EXERCISE AIM
Reproduce the item below verbatim, keeping every line as given.

---------------

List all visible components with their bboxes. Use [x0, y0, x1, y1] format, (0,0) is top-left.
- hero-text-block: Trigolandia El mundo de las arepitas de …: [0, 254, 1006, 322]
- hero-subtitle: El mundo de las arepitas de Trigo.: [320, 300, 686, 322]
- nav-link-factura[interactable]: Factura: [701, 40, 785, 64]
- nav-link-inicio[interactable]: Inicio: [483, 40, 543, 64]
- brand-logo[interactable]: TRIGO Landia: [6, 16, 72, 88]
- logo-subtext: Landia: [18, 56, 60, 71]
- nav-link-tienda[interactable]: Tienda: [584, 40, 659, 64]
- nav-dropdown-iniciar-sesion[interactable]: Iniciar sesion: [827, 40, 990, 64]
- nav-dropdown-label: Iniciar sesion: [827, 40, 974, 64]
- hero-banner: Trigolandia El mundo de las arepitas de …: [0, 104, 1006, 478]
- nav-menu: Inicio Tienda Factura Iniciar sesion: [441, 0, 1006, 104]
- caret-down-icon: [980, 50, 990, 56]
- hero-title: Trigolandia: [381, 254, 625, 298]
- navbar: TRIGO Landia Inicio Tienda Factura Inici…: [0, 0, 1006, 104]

---------------

ANSWER TO THE PROBLEM
List all visible components with their bboxes. Use [x0, y0, x1, y1] format, (0,0) is top-left.
- hero-text-block: Trigolandia El mundo de las arepitas de …: [0, 254, 1006, 322]
- hero-subtitle: El mundo de las arepitas de Trigo.: [320, 300, 686, 322]
- nav-link-factura[interactable]: Factura: [701, 40, 785, 64]
- nav-link-inicio[interactable]: Inicio: [483, 40, 543, 64]
- brand-logo[interactable]: TRIGO Landia: [6, 16, 72, 88]
- logo-subtext: Landia: [18, 56, 60, 71]
- nav-link-tienda[interactable]: Tienda: [584, 40, 659, 64]
- nav-dropdown-iniciar-sesion[interactable]: Iniciar sesion: [827, 40, 990, 64]
- nav-dropdown-label: Iniciar sesion: [827, 40, 974, 64]
- hero-banner: Trigolandia El mundo de las arepitas de …: [0, 104, 1006, 478]
- nav-menu: Inicio Tienda Factura Iniciar sesion: [441, 0, 1006, 104]
- caret-down-icon: [980, 50, 990, 56]
- hero-title: Trigolandia: [381, 254, 625, 298]
- navbar: TRIGO Landia Inicio Tienda Factura Inici…: [0, 0, 1006, 104]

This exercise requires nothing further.